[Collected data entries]

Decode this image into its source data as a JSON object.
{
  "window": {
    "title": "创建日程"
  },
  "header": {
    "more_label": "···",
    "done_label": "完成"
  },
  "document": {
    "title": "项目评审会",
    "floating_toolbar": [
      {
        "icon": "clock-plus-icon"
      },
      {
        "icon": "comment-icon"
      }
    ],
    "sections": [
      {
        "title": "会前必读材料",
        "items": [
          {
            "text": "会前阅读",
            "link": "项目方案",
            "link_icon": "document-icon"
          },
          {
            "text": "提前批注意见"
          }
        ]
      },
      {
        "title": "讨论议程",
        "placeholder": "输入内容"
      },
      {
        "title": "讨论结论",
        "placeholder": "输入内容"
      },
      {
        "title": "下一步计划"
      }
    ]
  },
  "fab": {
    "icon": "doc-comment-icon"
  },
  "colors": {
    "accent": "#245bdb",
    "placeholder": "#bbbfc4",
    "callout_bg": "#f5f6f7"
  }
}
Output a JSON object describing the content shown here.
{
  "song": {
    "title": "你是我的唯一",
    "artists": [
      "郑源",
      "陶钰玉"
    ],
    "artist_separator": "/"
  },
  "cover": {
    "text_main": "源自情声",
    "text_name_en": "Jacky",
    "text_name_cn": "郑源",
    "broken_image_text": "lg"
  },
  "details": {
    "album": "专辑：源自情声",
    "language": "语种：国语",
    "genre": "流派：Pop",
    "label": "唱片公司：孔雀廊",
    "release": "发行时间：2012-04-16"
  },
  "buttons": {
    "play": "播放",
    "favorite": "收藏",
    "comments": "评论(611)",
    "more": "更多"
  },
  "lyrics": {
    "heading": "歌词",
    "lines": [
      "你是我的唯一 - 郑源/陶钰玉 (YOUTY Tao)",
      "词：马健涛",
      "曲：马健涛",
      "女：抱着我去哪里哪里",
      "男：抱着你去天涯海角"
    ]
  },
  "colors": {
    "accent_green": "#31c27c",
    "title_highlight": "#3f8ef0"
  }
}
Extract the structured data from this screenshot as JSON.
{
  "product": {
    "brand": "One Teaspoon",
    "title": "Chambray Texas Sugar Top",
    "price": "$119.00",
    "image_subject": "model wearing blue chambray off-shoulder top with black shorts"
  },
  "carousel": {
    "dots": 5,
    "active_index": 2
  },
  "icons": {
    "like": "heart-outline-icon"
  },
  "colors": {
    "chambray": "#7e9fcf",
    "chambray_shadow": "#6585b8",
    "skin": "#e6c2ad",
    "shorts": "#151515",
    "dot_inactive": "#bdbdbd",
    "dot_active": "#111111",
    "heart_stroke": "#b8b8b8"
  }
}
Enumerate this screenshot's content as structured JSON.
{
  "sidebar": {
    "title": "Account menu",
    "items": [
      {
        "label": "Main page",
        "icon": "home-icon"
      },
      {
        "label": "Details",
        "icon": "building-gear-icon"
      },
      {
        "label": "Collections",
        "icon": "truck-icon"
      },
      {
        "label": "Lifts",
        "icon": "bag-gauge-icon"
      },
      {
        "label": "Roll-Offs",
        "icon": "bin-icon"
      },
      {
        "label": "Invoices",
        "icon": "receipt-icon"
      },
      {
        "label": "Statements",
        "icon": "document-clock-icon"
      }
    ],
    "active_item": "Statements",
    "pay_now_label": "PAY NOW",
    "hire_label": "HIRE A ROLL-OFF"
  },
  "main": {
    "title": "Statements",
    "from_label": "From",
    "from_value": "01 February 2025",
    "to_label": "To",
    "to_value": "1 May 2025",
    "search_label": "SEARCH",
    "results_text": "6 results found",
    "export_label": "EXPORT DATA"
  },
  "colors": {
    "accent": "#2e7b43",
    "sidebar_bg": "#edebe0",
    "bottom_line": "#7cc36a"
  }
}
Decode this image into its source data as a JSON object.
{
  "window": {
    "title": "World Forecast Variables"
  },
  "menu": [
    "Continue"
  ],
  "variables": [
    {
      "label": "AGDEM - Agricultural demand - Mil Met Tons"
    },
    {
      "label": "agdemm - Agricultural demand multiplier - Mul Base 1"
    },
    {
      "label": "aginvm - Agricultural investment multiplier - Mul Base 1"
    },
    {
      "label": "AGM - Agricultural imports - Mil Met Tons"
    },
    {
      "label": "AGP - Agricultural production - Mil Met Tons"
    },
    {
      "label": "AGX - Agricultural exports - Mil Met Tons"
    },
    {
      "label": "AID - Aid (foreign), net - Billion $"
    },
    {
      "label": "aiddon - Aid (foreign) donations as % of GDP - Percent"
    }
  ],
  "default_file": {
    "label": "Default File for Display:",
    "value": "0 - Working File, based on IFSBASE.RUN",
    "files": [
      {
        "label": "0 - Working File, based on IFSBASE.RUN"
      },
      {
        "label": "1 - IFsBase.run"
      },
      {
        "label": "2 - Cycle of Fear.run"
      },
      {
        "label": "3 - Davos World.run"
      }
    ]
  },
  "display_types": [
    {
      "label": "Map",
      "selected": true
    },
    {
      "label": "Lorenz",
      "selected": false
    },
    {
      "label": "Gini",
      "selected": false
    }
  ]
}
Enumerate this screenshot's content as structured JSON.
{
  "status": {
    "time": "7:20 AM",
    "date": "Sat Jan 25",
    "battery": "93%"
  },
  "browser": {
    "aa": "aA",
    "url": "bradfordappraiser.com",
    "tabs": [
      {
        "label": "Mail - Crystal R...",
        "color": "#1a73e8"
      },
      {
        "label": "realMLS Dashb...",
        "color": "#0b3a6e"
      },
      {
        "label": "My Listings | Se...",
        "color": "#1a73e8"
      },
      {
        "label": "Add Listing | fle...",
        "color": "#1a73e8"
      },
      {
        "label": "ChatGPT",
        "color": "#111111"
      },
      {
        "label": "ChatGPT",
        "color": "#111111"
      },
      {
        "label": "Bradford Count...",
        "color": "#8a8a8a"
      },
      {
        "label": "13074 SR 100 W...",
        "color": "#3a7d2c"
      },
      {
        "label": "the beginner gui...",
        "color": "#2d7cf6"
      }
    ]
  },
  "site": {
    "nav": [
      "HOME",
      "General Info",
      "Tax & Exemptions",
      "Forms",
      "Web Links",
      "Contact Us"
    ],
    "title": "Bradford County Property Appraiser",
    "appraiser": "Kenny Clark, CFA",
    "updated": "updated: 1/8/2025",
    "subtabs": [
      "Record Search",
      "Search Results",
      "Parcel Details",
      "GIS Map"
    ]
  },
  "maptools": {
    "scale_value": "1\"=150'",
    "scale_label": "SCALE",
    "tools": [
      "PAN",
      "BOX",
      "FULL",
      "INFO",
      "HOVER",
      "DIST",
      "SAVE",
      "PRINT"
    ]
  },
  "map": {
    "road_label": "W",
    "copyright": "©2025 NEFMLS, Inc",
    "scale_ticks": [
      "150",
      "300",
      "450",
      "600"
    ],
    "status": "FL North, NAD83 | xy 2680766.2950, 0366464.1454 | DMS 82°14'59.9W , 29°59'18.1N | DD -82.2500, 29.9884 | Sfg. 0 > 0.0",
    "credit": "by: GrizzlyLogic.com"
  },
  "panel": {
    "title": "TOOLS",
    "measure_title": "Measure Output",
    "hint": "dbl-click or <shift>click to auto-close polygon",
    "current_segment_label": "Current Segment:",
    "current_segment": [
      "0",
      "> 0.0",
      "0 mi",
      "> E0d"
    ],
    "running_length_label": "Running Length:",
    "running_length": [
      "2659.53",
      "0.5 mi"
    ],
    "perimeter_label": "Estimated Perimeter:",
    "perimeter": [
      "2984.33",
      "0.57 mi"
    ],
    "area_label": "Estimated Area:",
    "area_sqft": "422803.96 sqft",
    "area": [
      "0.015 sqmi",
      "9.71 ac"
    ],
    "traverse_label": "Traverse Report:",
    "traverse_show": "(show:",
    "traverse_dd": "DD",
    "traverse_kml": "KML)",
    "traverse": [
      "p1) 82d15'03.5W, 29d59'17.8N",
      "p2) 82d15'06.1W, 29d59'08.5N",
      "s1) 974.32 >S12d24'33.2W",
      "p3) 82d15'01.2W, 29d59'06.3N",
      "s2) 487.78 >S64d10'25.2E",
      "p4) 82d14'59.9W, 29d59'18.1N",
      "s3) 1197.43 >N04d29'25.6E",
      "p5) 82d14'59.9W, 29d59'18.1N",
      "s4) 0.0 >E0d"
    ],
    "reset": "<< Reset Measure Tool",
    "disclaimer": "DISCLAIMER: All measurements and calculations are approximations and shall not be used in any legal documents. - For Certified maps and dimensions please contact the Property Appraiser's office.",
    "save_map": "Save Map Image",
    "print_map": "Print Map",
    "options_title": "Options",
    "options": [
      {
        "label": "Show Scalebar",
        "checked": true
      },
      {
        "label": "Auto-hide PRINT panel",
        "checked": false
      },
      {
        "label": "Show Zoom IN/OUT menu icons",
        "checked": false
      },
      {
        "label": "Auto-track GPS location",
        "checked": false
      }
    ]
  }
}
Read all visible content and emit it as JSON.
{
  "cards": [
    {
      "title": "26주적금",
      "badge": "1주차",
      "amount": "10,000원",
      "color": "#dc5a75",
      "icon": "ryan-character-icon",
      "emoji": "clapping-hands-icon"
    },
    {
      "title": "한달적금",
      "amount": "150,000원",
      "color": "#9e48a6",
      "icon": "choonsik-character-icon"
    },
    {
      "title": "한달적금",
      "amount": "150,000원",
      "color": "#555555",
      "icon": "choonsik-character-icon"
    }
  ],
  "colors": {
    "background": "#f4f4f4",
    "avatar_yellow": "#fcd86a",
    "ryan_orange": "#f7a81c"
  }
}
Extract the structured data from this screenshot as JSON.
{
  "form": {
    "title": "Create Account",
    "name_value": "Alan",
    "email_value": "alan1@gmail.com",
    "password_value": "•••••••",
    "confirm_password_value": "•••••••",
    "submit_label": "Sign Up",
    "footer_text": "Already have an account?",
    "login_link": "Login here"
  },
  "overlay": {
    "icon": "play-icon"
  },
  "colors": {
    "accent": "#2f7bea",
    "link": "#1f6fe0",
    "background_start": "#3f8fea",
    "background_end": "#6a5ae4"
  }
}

- _The task_:
Find how many lines in the listing contain the word "status" and give that count alone.

- _Solution for this exercise_:
2